THE PROBLEM —
Set down the whole listing verbatim.

- - -

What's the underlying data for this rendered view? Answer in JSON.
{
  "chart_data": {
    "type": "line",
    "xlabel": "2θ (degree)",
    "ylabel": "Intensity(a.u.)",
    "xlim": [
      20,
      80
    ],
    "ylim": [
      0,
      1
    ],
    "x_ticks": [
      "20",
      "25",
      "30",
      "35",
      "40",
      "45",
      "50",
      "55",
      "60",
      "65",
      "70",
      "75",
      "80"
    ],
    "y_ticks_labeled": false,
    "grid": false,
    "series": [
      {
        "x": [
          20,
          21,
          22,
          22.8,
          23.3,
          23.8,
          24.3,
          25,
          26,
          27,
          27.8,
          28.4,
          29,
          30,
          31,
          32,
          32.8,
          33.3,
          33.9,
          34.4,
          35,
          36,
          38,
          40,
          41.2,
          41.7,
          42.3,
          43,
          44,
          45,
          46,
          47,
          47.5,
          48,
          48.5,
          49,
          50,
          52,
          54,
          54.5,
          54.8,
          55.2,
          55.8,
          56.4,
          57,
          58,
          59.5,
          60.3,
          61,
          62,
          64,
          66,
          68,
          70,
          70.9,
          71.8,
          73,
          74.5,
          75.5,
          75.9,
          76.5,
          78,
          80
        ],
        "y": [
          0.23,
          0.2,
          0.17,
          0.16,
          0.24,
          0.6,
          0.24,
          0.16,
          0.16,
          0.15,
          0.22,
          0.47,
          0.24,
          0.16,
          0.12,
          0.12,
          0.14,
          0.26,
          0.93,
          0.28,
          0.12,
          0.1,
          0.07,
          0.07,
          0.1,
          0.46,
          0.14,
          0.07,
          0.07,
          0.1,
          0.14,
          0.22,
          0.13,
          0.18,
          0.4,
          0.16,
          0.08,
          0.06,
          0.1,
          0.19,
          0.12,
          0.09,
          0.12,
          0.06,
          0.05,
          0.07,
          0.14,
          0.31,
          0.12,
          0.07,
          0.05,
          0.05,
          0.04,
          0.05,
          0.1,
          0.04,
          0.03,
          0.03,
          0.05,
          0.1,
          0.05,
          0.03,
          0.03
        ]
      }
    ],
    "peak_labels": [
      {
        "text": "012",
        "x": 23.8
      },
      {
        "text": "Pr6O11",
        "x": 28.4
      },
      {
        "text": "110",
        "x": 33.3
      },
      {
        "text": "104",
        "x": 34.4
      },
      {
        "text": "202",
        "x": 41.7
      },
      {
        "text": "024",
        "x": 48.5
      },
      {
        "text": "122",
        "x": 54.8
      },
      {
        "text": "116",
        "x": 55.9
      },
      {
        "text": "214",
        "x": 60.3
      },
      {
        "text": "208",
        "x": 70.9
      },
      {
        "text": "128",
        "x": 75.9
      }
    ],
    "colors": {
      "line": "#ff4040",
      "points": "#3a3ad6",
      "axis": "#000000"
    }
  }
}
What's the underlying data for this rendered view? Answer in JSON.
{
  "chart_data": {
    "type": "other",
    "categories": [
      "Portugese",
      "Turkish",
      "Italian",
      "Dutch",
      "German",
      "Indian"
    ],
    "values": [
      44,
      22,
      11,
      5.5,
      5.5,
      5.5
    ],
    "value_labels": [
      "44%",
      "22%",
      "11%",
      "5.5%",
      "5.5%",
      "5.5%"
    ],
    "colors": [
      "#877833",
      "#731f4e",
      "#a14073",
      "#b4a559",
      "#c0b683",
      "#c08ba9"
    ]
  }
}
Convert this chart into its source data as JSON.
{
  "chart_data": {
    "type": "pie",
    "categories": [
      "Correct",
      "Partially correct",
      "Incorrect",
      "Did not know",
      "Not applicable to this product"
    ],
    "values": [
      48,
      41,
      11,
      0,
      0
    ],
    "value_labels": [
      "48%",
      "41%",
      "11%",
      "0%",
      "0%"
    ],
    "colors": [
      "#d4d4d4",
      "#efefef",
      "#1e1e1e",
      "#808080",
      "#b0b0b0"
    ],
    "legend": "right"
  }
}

- - -

RESULT FOR THIS TASK —
What's the underlying data for this rendered view? Answer in JSON.
{
  "chart_data": {
    "type": "line",
    "xlabel": "2θ (degree)",
    "ylabel": "Intensity(a.u.)",
    "xlim": [
      20,
      80
    ],
    "ylim": [
      0,
      1
    ],
    "x_ticks": [
      "20",
      "25",
      "30",
      "35",
      "40",
      "45",
      "50",
      "55",
      "60",
      "65",
      "70",
      "75",
      "80"
    ],
    "y_ticks_labeled": false,
    "grid": false,
    "series": [
      {
        "x": [
          20,
          21,
          22,
          22.8,
          23.3,
          23.8,
          24.3,
          25,
          26,
          27,
          27.8,
          28.4,
          29,
          30,
          31,
          32,
          32.8,
          33.3,
          33.9,
          34.4,
          35,
          36,
          38,
          40,
          41.2,
          41.7,
          42.3,
          43,
          44,
          45,
          46,
          47,
          47.5,
          48,
          48.5,
          49,
          50,
          52,
          54,
          54.5,
          54.8,
          55.2,
          55.8,
          56.4,
          57,
          58,
          59.5,
          60.3,
          61,
          62,
          64,
          66,
          68,
          70,
          70.9,
          71.8,
          73,
          74.5,
          75.5,
          75.9,
          76.5,
          78,
          80
        ],
        "y": [
          0.23,
          0.2,
          0.17,
          0.16,
          0.24,
          0.6,
          0.24,
          0.16,
          0.16,
          0.15,
          0.22,
          0.47,
          0.24,
          0.16,
          0.12,
          0.12,
          0.14,
          0.26,
          0.93,
          0.28,
          0.12,
          0.1,
          0.07,
          0.07,
          0.1,
          0.46,
          0.14,
          0.07,
          0.07,
          0.1,
          0.14,
          0.22,
          0.13,
          0.18,
          0.4,
          0.16,
          0.08,
          0.06,
          0.1,
          0.19,
          0.12,
          0.09,
          0.12,
          0.06,
          0.05,
          0.07,
          0.14,
          0.31,
          0.12,
          0.07,
          0.05,
          0.05,
          0.04,
          0.05,
          0.1,
          0.04,
          0.03,
          0.03,
          0.05,
          0.1,
          0.05,
          0.03,
          0.03
        ]
      }
    ],
    "peak_labels": [
      {
        "text": "012",
        "x": 23.8
      },
      {
        "text": "Pr6O11",
        "x": 28.4
      },
      {
        "text": "110",
        "x": 33.3
      },
      {
        "text": "104",
        "x": 34.4
      },
      {
        "text": "202",
        "x": 41.7
      },
      {
        "text": "024",
        "x": 48.5
      },
      {
        "text": "122",
        "x": 54.8
      },
      {
        "text": "116",
        "x": 55.9
      },
      {
        "text": "214",
        "x": 60.3
      },
      {
        "text": "208",
        "x": 70.9
      },
      {
        "text": "128",
        "x": 75.9
      }
    ],
    "colors": {
      "line": "#ff4040",
      "points": "#3a3ad6",
      "axis": "#000000"
    }
  }
}
What's the underlying data for this rendered view? Answer in JSON.
{
  "chart_data": {
    "type": "other",
    "categories": [
      "Portugese",
      "Turkish",
      "Italian",
      "Dutch",
      "German",
      "Indian"
    ],
    "values": [
      44,
      22,
      11,
      5.5,
      5.5,
      5.5
    ],
    "value_labels": [
      "44%",
      "22%",
      "11%",
      "5.5%",
      "5.5%",
      "5.5%"
    ],
    "colors": [
      "#877833",
      "#731f4e",
      "#a14073",
      "#b4a559",
      "#c0b683",
      "#c08ba9"
    ]
  }
}
Convert this chart into its source data as JSON.
{
  "chart_data": {
    "type": "pie",
    "categories": [
      "Correct",
      "Partially correct",
      "Incorrect",
      "Did not know",
      "Not applicable to this product"
    ],
    "values": [
      48,
      41,
      11,
      0,
      0
    ],
    "value_labels": [
      "48%",
      "41%",
      "11%",
      "0%",
      "0%"
    ],
    "colors": [
      "#d4d4d4",
      "#efefef",
      "#1e1e1e",
      "#808080",
      "#b0b0b0"
    ],
    "legend": "right"
  }
}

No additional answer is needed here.